#### [What the task requires]
Look for the word "Price" in the entries below, then copy every line that has it.

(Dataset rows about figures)
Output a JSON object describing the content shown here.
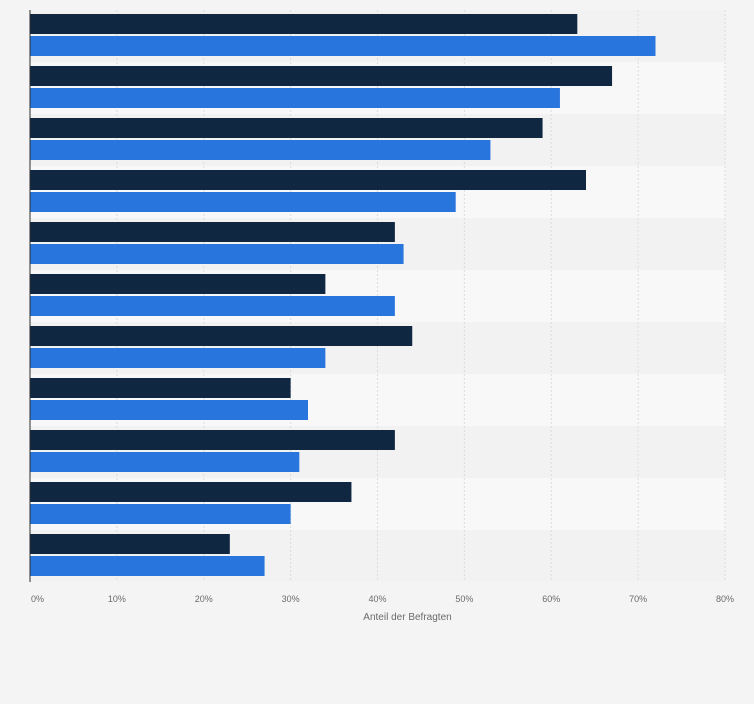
{
  "chart_data": {
    "type": "bar",
    "orientation": "horizontal",
    "categories": [
      "",
      "",
      "",
      "",
      "",
      "",
      "",
      "",
      "",
      "",
      ""
    ],
    "series": [
      {
        "color": "#0f2741",
        "values": [
          63,
          67,
          59,
          64,
          42,
          34,
          44,
          30,
          42,
          37,
          23
        ]
      },
      {
        "color": "#2876dd",
        "values": [
          72,
          61,
          53,
          49,
          43,
          42,
          34,
          32,
          31,
          30,
          27
        ]
      }
    ],
    "xlim": [
      0,
      80
    ],
    "x_ticks": [
      "0%",
      "10%",
      "20%",
      "30%",
      "40%",
      "50%",
      "60%",
      "70%",
      "80%"
    ],
    "xlabel": "Anteil der Befragten",
    "grid": true,
    "legend": "none"
  }
}
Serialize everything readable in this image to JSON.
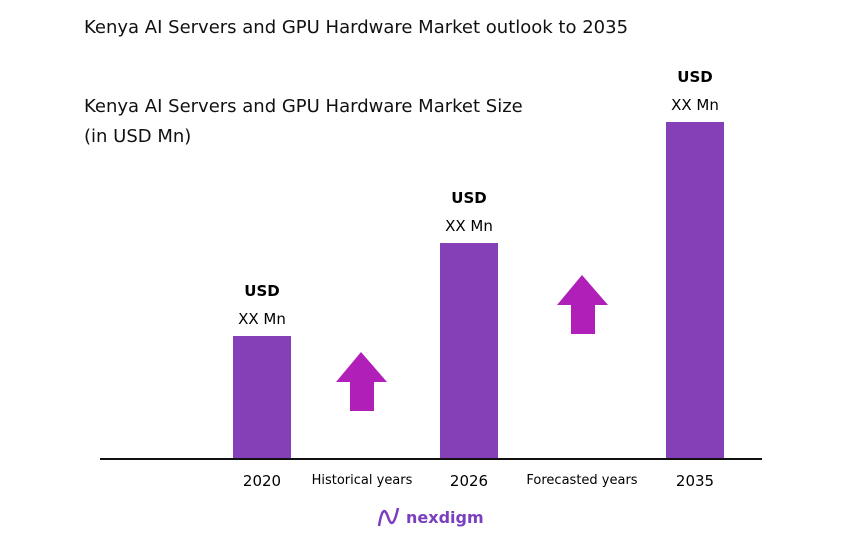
{
  "chart_data": {
    "type": "bar",
    "title": "Kenya AI Servers and GPU Hardware Market outlook to 2035",
    "subtitle_line1": "Kenya AI Servers and GPU Hardware Market Size",
    "subtitle_line2": "(in USD Mn)",
    "categories": [
      "2020",
      "2026",
      "2035"
    ],
    "values": [
      123,
      216,
      337
    ],
    "data_labels": [
      {
        "currency": "USD",
        "value": "XX Mn"
      },
      {
        "currency": "USD",
        "value": "XX Mn"
      },
      {
        "currency": "USD",
        "value": "XX Mn"
      }
    ],
    "period_labels": [
      "Historical years",
      "Forecasted years"
    ],
    "grid": false,
    "colors": {
      "bar": "#8540b8",
      "arrow": "#b020b8",
      "axis": "#111111"
    }
  },
  "brand": {
    "name": "nexdigm"
  }
}
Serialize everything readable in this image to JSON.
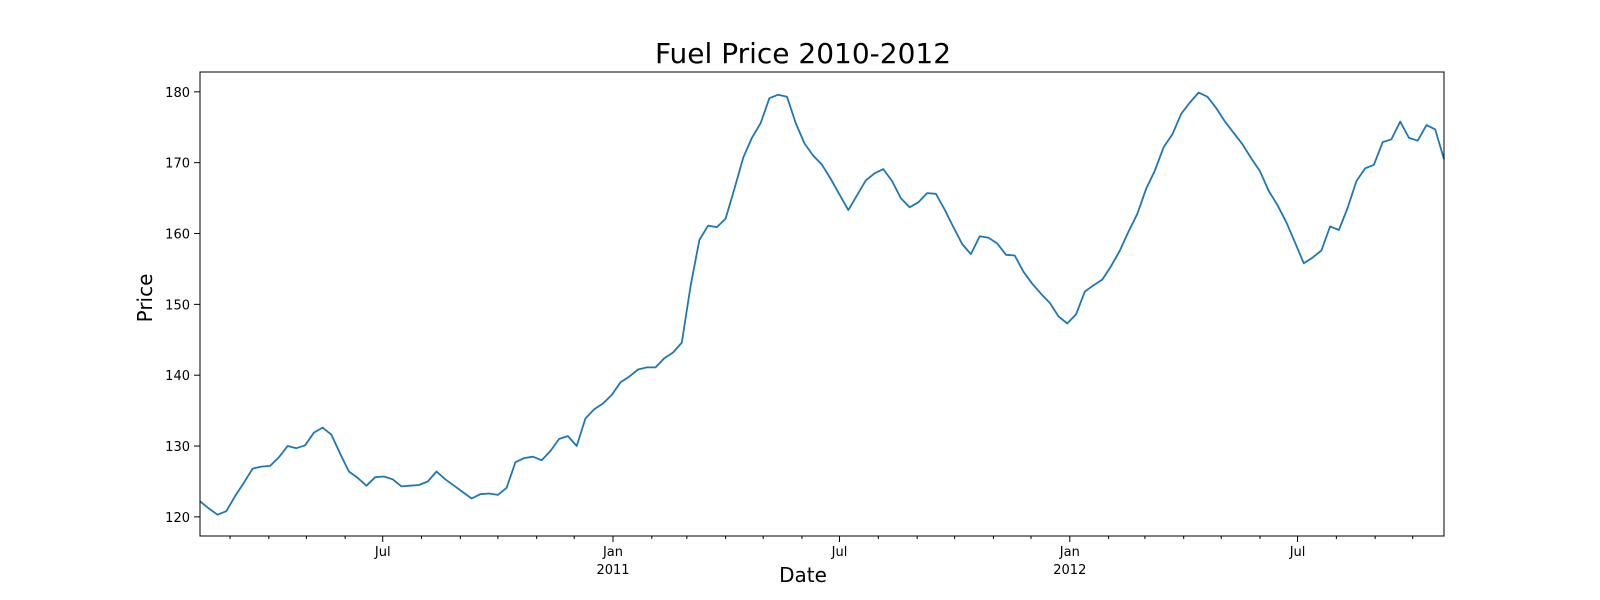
{
  "chart_data": {
    "type": "line",
    "title": "Fuel Price 2010-2012",
    "xlabel": "Date",
    "ylabel": "Price",
    "xlim": [
      "2010-02-05",
      "2012-10-26"
    ],
    "ylim": [
      117.3,
      182.8
    ],
    "grid": false,
    "y_ticks": [
      120,
      130,
      140,
      150,
      160,
      170,
      180
    ],
    "x_major_ticks": [
      {
        "date": "2010-07-01",
        "label": "Jul",
        "sublabel": ""
      },
      {
        "date": "2011-01-01",
        "label": "Jan",
        "sublabel": "2011"
      },
      {
        "date": "2011-07-01",
        "label": "Jul",
        "sublabel": ""
      },
      {
        "date": "2012-01-01",
        "label": "Jan",
        "sublabel": "2012"
      },
      {
        "date": "2012-07-01",
        "label": "Jul",
        "sublabel": ""
      }
    ],
    "x_minor_ticks": [
      "2010-03-01",
      "2010-04-01",
      "2010-05-01",
      "2010-06-01",
      "2010-08-01",
      "2010-09-01",
      "2010-10-01",
      "2010-11-01",
      "2010-12-01",
      "2011-02-01",
      "2011-03-01",
      "2011-04-01",
      "2011-05-01",
      "2011-06-01",
      "2011-08-01",
      "2011-09-01",
      "2011-10-01",
      "2011-11-01",
      "2011-12-01",
      "2012-02-01",
      "2012-03-01",
      "2012-04-01",
      "2012-05-01",
      "2012-06-01",
      "2012-08-01",
      "2012-09-01",
      "2012-10-01"
    ],
    "series": [
      {
        "color": "#1f77b4",
        "x": [
          "2010-02-05",
          "2010-02-12",
          "2010-02-19",
          "2010-02-26",
          "2010-03-05",
          "2010-03-12",
          "2010-03-19",
          "2010-03-26",
          "2010-04-02",
          "2010-04-09",
          "2010-04-16",
          "2010-04-23",
          "2010-04-30",
          "2010-05-07",
          "2010-05-14",
          "2010-05-21",
          "2010-05-28",
          "2010-06-04",
          "2010-06-11",
          "2010-06-18",
          "2010-06-25",
          "2010-07-02",
          "2010-07-09",
          "2010-07-16",
          "2010-07-23",
          "2010-07-30",
          "2010-08-06",
          "2010-08-13",
          "2010-08-20",
          "2010-08-27",
          "2010-09-03",
          "2010-09-10",
          "2010-09-17",
          "2010-09-24",
          "2010-10-01",
          "2010-10-08",
          "2010-10-15",
          "2010-10-22",
          "2010-10-29",
          "2010-11-05",
          "2010-11-12",
          "2010-11-19",
          "2010-11-26",
          "2010-12-03",
          "2010-12-10",
          "2010-12-17",
          "2010-12-24",
          "2010-12-31",
          "2011-01-07",
          "2011-01-14",
          "2011-01-21",
          "2011-01-28",
          "2011-02-04",
          "2011-02-11",
          "2011-02-18",
          "2011-02-25",
          "2011-03-04",
          "2011-03-11",
          "2011-03-18",
          "2011-03-25",
          "2011-04-01",
          "2011-04-08",
          "2011-04-15",
          "2011-04-22",
          "2011-04-29",
          "2011-05-06",
          "2011-05-13",
          "2011-05-20",
          "2011-05-27",
          "2011-06-03",
          "2011-06-10",
          "2011-06-17",
          "2011-06-24",
          "2011-07-01",
          "2011-07-08",
          "2011-07-15",
          "2011-07-22",
          "2011-07-29",
          "2011-08-05",
          "2011-08-12",
          "2011-08-19",
          "2011-08-26",
          "2011-09-02",
          "2011-09-09",
          "2011-09-16",
          "2011-09-23",
          "2011-09-30",
          "2011-10-07",
          "2011-10-14",
          "2011-10-21",
          "2011-10-28",
          "2011-11-04",
          "2011-11-11",
          "2011-11-18",
          "2011-11-25",
          "2011-12-02",
          "2011-12-09",
          "2011-12-16",
          "2011-12-23",
          "2011-12-30",
          "2012-01-06",
          "2012-01-13",
          "2012-01-20",
          "2012-01-27",
          "2012-02-03",
          "2012-02-10",
          "2012-02-17",
          "2012-02-24",
          "2012-03-02",
          "2012-03-09",
          "2012-03-16",
          "2012-03-23",
          "2012-03-30",
          "2012-04-06",
          "2012-04-13",
          "2012-04-20",
          "2012-04-27",
          "2012-05-04",
          "2012-05-11",
          "2012-05-18",
          "2012-05-25",
          "2012-06-01",
          "2012-06-08",
          "2012-06-15",
          "2012-06-22",
          "2012-06-29",
          "2012-07-06",
          "2012-07-13",
          "2012-07-20",
          "2012-07-27",
          "2012-08-03",
          "2012-08-10",
          "2012-08-17",
          "2012-08-24",
          "2012-08-31",
          "2012-09-07",
          "2012-09-14",
          "2012-09-21",
          "2012-09-28",
          "2012-10-05",
          "2012-10-12",
          "2012-10-19",
          "2012-10-26"
        ],
        "values": [
          122.2,
          121.2,
          120.3,
          120.8,
          122.9,
          124.8,
          126.8,
          127.1,
          127.2,
          128.4,
          130.0,
          129.7,
          130.1,
          131.9,
          132.6,
          131.6,
          128.9,
          126.4,
          125.5,
          124.4,
          125.6,
          125.7,
          125.3,
          124.3,
          124.4,
          124.5,
          125.0,
          126.4,
          125.3,
          124.4,
          123.5,
          122.6,
          123.2,
          123.3,
          123.1,
          124.1,
          127.7,
          128.3,
          128.5,
          128.0,
          129.3,
          131.0,
          131.4,
          130.0,
          133.9,
          135.2,
          136.0,
          137.2,
          139.0,
          139.8,
          140.8,
          141.1,
          141.1,
          142.4,
          143.2,
          144.6,
          152.6,
          159.1,
          161.1,
          160.9,
          162.1,
          166.3,
          170.7,
          173.5,
          175.6,
          179.1,
          179.6,
          179.3,
          175.6,
          172.7,
          171.0,
          169.7,
          167.7,
          165.5,
          163.3,
          165.4,
          167.5,
          168.5,
          169.1,
          167.4,
          165.0,
          163.7,
          164.4,
          165.7,
          165.6,
          163.4,
          160.9,
          158.5,
          157.1,
          159.6,
          159.4,
          158.6,
          157.0,
          156.9,
          154.6,
          152.9,
          151.5,
          150.2,
          148.3,
          147.3,
          148.6,
          151.8,
          152.7,
          153.5,
          155.4,
          157.6,
          160.3,
          162.8,
          166.3,
          168.9,
          172.2,
          174.0,
          176.9,
          178.5,
          179.9,
          179.3,
          177.7,
          175.8,
          174.2,
          172.6,
          170.6,
          168.8,
          166.0,
          164.0,
          161.6,
          158.7,
          155.8,
          156.6,
          157.6,
          161.0,
          160.5,
          163.6,
          167.4,
          169.2,
          169.7,
          172.9,
          173.3,
          175.8,
          173.5,
          173.1,
          175.3,
          174.7,
          170.5
        ]
      }
    ]
  }
}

#### [Written answer]
    "title": "Fuel Price 2010-2012",
    "ylabel": "Price",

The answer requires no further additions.